## Problem to solve
All the data should be repeated exactly. Any image in it is left out.

## Supplied records
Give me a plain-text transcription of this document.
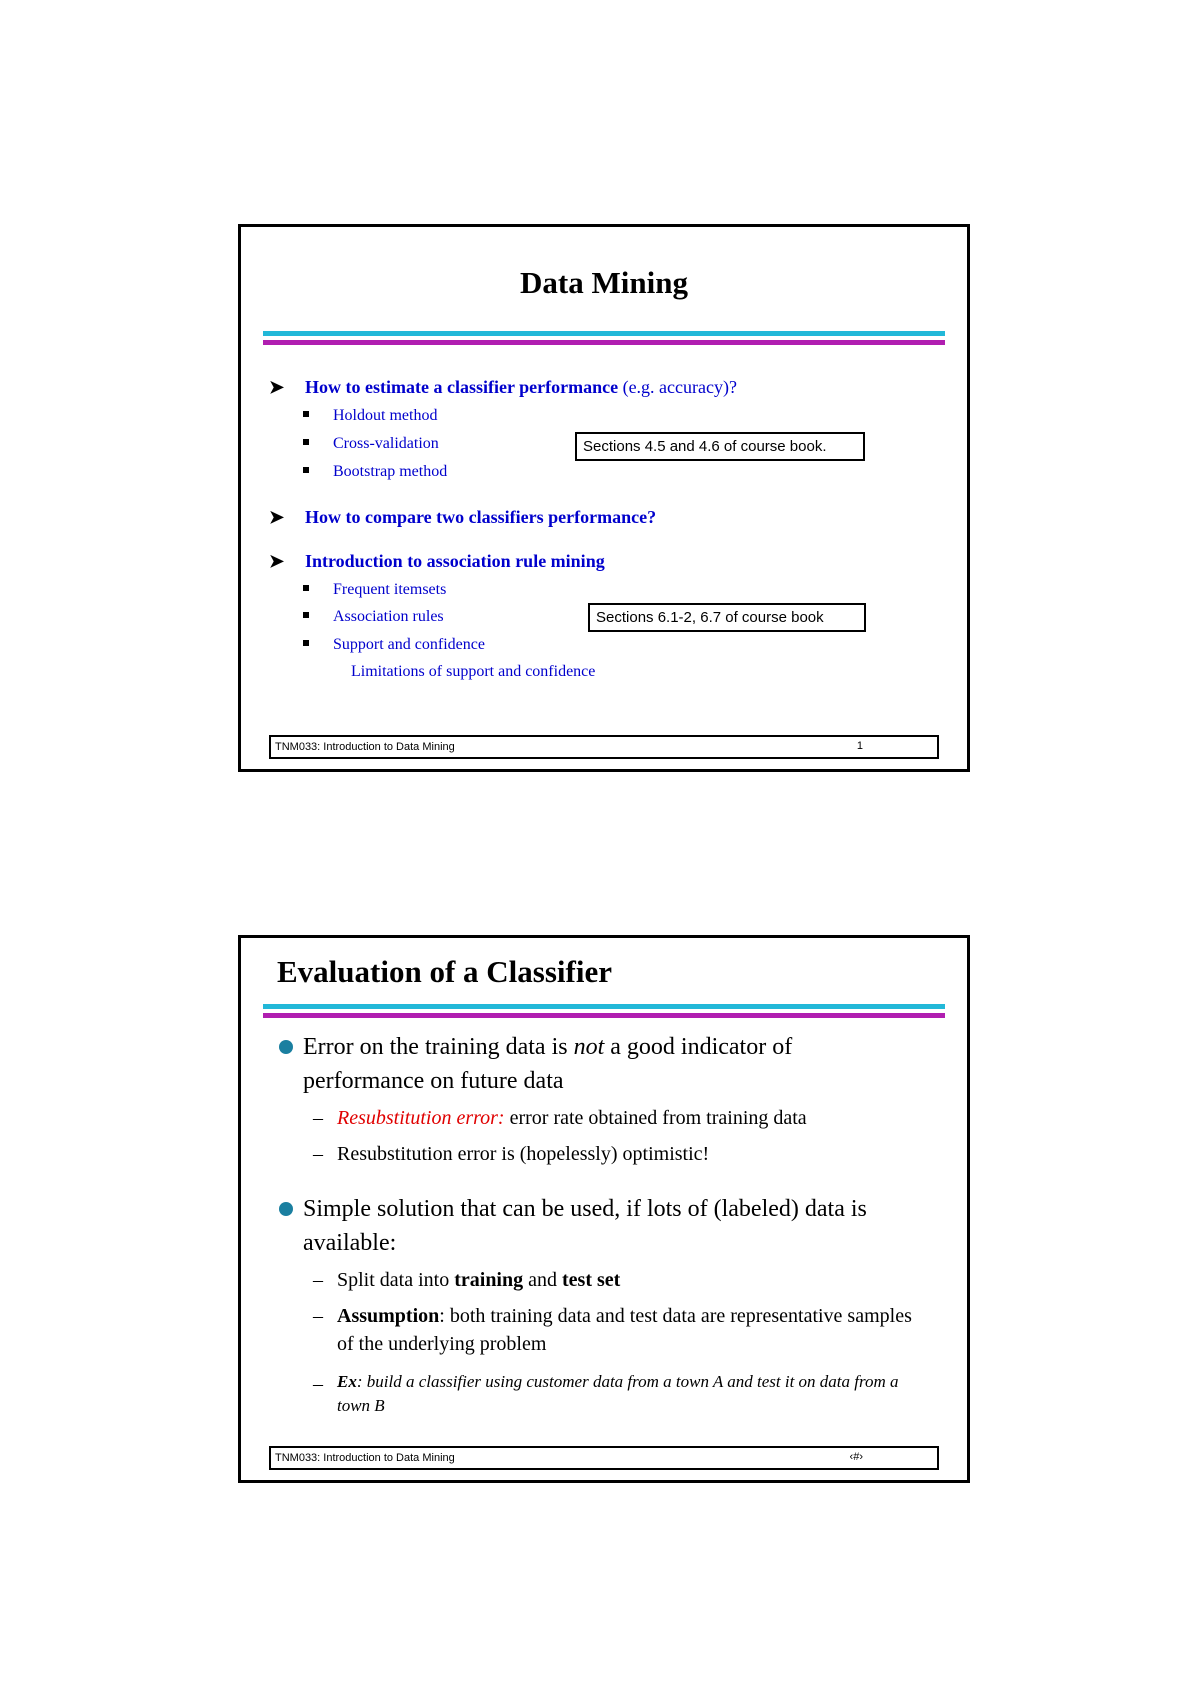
Data Mining
➤ How to estimate a classifier performance (e.g. accuracy)?
Holdout method
Cross-validation
Bootstrap method
Sections 4.5 and 4.6 of course book.
➤ How to compare two classifiers performance?
➤ Introduction to association rule mining
Frequent itemsets
Association rules
Support and confidence
Limitations of support and confidence
Sections 6.1-2, 6.7 of course book
TNM033: Introduction to Data Mining	1
Evaluation of a Classifier
Error on the training data is not a good indicator of performance on future data
– Resubstitution error: error rate obtained from training data
– Resubstitution error is (hopelessly) optimistic!
Simple solution that can be used, if lots of (labeled) data is available:
– Split data into training and test set
– Assumption: both training data and test data are representative samples of the underlying problem
– Ex: build a classifier using customer data from a town A and test it on data from a town B
TNM033: Introduction to Data Mining	‹#›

## Solution below
Give me a plain-text transcription of this document.
Data Mining
➤ How to estimate a classifier performance (e.g. accuracy)?
Holdout method
Cross-validation
Bootstrap method
Sections 4.5 and 4.6 of course book.
➤ How to compare two classifiers performance?
➤ Introduction to association rule mining
Frequent itemsets
Association rules
Support and confidence
Limitations of support and confidence
Sections 6.1-2, 6.7 of course book
TNM033: Introduction to Data Mining	1
Evaluation of a Classifier
Error on the training data is not a good indicator of performance on future data
– Resubstitution error: error rate obtained from training data
– Resubstitution error is (hopelessly) optimistic!
Simple solution that can be used, if lots of (labeled) data is available:
– Split data into training and test set
– Assumption: both training data and test data are representative samples of the underlying problem
– Ex: build a classifier using customer data from a town A and test it on data from a town B
TNM033: Introduction to Data Mining	‹#›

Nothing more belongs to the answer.